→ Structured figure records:
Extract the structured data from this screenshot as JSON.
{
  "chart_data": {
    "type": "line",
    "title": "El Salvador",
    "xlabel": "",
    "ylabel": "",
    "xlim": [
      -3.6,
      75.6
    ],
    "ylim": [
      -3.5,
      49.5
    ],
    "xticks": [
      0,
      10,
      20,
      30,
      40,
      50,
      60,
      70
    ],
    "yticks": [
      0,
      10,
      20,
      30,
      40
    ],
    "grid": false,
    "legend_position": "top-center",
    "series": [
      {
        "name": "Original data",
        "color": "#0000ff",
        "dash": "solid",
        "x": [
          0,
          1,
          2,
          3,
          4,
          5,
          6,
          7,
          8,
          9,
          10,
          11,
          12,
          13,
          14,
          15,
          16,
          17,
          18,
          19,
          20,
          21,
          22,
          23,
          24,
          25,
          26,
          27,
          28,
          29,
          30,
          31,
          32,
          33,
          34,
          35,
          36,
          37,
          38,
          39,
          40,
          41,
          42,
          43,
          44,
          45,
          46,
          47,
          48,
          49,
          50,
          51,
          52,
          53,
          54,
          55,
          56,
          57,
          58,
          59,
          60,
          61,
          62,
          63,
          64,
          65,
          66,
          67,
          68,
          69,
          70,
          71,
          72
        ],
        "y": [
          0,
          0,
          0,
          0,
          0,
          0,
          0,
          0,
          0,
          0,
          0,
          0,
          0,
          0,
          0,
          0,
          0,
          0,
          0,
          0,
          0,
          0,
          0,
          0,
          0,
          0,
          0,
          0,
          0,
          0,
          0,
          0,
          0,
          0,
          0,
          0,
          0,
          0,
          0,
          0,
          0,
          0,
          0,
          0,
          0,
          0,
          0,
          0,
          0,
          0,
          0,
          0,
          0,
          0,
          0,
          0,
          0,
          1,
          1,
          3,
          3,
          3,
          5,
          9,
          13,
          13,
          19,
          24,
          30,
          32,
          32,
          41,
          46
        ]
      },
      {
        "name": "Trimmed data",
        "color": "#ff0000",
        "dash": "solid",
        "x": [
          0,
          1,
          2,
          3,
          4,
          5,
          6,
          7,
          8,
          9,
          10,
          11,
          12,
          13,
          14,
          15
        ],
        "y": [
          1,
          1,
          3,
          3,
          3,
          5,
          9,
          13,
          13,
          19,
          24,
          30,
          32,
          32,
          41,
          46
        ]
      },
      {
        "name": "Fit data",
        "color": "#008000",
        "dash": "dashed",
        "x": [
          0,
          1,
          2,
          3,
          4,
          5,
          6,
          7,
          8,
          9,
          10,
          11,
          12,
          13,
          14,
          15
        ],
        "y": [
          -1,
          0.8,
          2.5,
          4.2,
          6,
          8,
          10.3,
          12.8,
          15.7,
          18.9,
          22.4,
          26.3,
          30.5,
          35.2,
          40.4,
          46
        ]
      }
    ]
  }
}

→ What is being asked: Copy the material above verbatim.

→ Exercise answer:
Extract the structured data from this screenshot as JSON.
{
  "chart_data": {
    "type": "line",
    "title": "El Salvador",
    "xlabel": "",
    "ylabel": "",
    "xlim": [
      -3.6,
      75.6
    ],
    "ylim": [
      -3.5,
      49.5
    ],
    "xticks": [
      0,
      10,
      20,
      30,
      40,
      50,
      60,
      70
    ],
    "yticks": [
      0,
      10,
      20,
      30,
      40
    ],
    "grid": false,
    "legend_position": "top-center",
    "series": [
      {
        "name": "Original data",
        "color": "#0000ff",
        "dash": "solid",
        "x": [
          0,
          1,
          2,
          3,
          4,
          5,
          6,
          7,
          8,
          9,
          10,
          11,
          12,
          13,
          14,
          15,
          16,
          17,
          18,
          19,
          20,
          21,
          22,
          23,
          24,
          25,
          26,
          27,
          28,
          29,
          30,
          31,
          32,
          33,
          34,
          35,
          36,
          37,
          38,
          39,
          40,
          41,
          42,
          43,
          44,
          45,
          46,
          47,
          48,
          49,
          50,
          51,
          52,
          53,
          54,
          55,
          56,
          57,
          58,
          59,
          60,
          61,
          62,
          63,
          64,
          65,
          66,
          67,
          68,
          69,
          70,
          71,
          72
        ],
        "y": [
          0,
          0,
          0,
          0,
          0,
          0,
          0,
          0,
          0,
          0,
          0,
          0,
          0,
          0,
          0,
          0,
          0,
          0,
          0,
          0,
          0,
          0,
          0,
          0,
          0,
          0,
          0,
          0,
          0,
          0,
          0,
          0,
          0,
          0,
          0,
          0,
          0,
          0,
          0,
          0,
          0,
          0,
          0,
          0,
          0,
          0,
          0,
          0,
          0,
          0,
          0,
          0,
          0,
          0,
          0,
          0,
          0,
          1,
          1,
          3,
          3,
          3,
          5,
          9,
          13,
          13,
          19,
          24,
          30,
          32,
          32,
          41,
          46
        ]
      },
      {
        "name": "Trimmed data",
        "color": "#ff0000",
        "dash": "solid",
        "x": [
          0,
          1,
          2,
          3,
          4,
          5,
          6,
          7,
          8,
          9,
          10,
          11,
          12,
          13,
          14,
          15
        ],
        "y": [
          1,
          1,
          3,
          3,
          3,
          5,
          9,
          13,
          13,
          19,
          24,
          30,
          32,
          32,
          41,
          46
        ]
      },
      {
        "name": "Fit data",
        "color": "#008000",
        "dash": "dashed",
        "x": [
          0,
          1,
          2,
          3,
          4,
          5,
          6,
          7,
          8,
          9,
          10,
          11,
          12,
          13,
          14,
          15
        ],
        "y": [
          -1,
          0.8,
          2.5,
          4.2,
          6,
          8,
          10.3,
          12.8,
          15.7,
          18.9,
          22.4,
          26.3,
          30.5,
          35.2,
          40.4,
          46
        ]
      }
    ]
  }
}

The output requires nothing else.